* START Records shown *

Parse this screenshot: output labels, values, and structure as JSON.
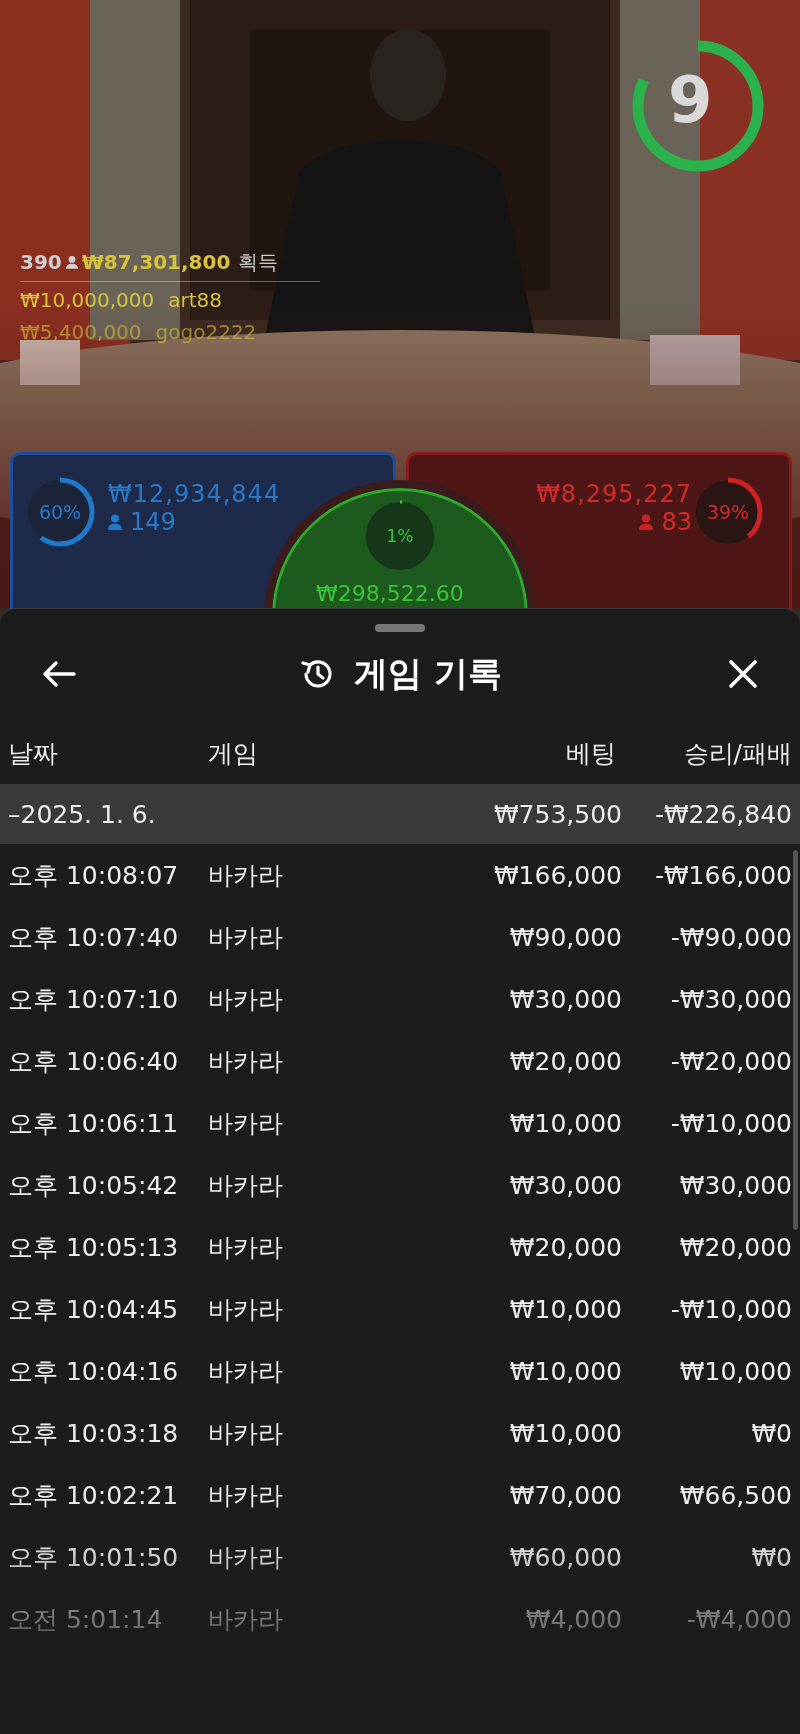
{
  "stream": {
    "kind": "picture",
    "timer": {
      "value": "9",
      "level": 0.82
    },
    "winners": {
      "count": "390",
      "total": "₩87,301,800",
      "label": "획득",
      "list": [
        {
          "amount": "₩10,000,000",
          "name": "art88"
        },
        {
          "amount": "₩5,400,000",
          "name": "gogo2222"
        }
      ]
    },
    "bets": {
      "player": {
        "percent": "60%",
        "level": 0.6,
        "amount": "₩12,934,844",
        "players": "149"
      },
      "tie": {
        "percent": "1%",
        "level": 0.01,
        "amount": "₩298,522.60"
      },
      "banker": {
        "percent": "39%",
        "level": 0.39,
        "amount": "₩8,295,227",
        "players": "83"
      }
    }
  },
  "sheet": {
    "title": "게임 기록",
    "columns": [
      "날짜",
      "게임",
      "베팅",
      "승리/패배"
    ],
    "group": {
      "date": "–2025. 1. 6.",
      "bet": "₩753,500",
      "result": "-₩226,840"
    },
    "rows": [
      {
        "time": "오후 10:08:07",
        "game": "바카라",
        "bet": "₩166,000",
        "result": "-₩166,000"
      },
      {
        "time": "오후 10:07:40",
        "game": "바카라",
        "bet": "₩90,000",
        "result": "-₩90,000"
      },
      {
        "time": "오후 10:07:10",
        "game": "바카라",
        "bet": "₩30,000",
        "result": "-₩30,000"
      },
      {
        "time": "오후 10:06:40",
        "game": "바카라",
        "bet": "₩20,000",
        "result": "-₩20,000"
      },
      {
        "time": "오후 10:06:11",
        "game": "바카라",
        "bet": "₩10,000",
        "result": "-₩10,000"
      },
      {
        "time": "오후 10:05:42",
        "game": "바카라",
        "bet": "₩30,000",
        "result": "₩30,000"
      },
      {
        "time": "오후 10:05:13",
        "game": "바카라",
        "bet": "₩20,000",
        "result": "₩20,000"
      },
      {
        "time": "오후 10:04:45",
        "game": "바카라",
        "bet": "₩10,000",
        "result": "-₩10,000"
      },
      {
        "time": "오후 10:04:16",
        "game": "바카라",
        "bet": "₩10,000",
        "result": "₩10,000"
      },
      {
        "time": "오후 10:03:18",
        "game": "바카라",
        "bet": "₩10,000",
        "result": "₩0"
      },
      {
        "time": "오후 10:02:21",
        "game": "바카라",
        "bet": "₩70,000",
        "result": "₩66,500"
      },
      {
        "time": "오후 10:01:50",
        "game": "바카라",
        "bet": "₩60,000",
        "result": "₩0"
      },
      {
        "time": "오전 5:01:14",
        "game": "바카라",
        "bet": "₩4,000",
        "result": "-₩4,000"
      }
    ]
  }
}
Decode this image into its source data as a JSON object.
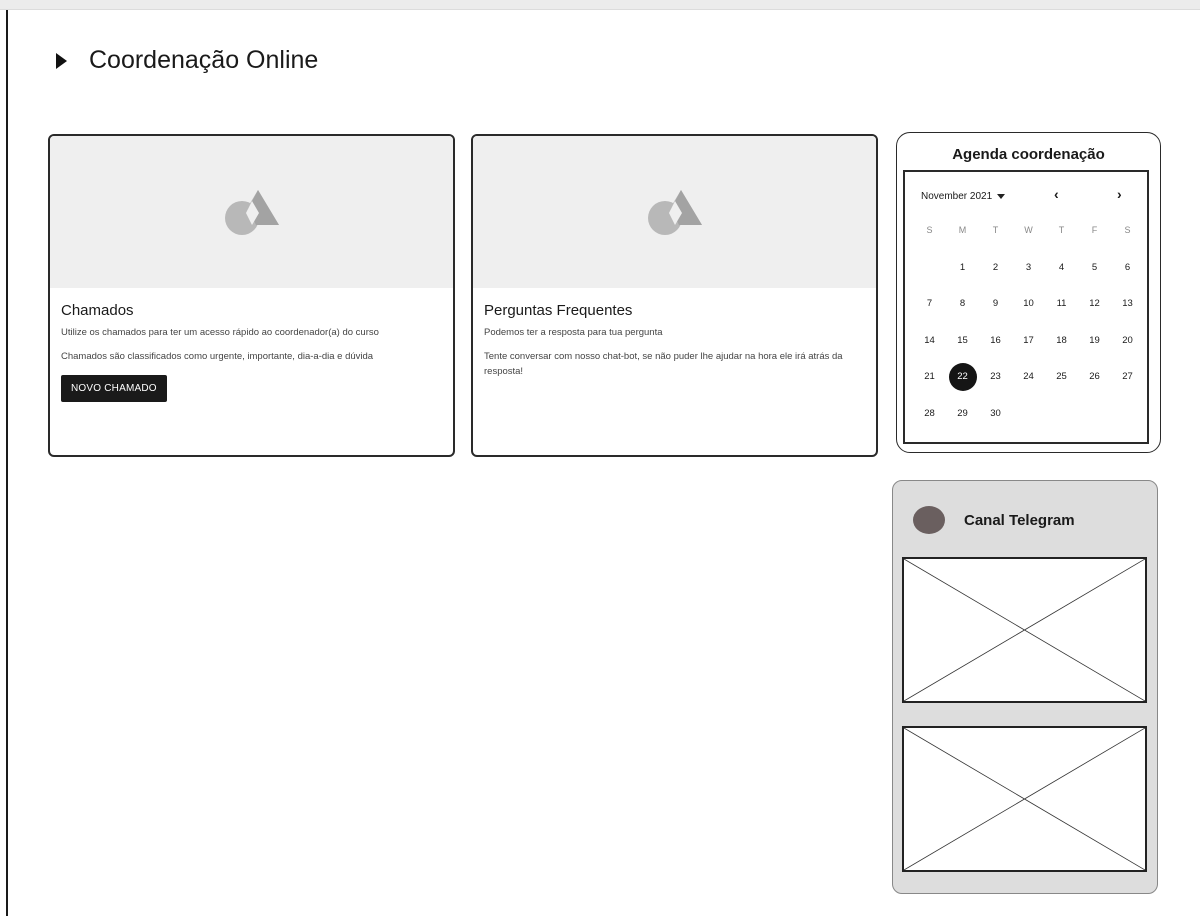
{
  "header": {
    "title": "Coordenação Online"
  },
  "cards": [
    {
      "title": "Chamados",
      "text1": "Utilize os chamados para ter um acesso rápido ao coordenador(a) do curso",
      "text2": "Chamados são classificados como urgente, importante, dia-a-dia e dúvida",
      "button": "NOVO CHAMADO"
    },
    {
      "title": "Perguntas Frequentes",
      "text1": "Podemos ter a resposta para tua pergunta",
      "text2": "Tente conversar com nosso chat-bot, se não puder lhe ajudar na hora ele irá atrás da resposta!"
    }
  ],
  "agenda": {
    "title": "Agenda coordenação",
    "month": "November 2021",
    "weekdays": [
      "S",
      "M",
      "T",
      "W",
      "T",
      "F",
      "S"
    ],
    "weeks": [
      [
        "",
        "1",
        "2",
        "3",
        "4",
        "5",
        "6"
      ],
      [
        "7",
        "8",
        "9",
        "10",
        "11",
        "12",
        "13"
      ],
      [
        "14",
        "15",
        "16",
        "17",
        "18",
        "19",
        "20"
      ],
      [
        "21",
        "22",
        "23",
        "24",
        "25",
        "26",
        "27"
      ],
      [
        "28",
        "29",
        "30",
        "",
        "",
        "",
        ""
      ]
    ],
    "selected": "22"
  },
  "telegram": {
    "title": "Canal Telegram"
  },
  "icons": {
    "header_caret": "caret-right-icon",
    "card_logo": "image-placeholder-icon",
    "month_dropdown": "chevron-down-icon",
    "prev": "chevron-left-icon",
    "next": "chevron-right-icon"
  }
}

* END Records shown *

### Task prompt
Show every line that contains the word "right".

### Written reply
    "header_caret": "caret-right-icon",
    "next": "chevron-right-icon"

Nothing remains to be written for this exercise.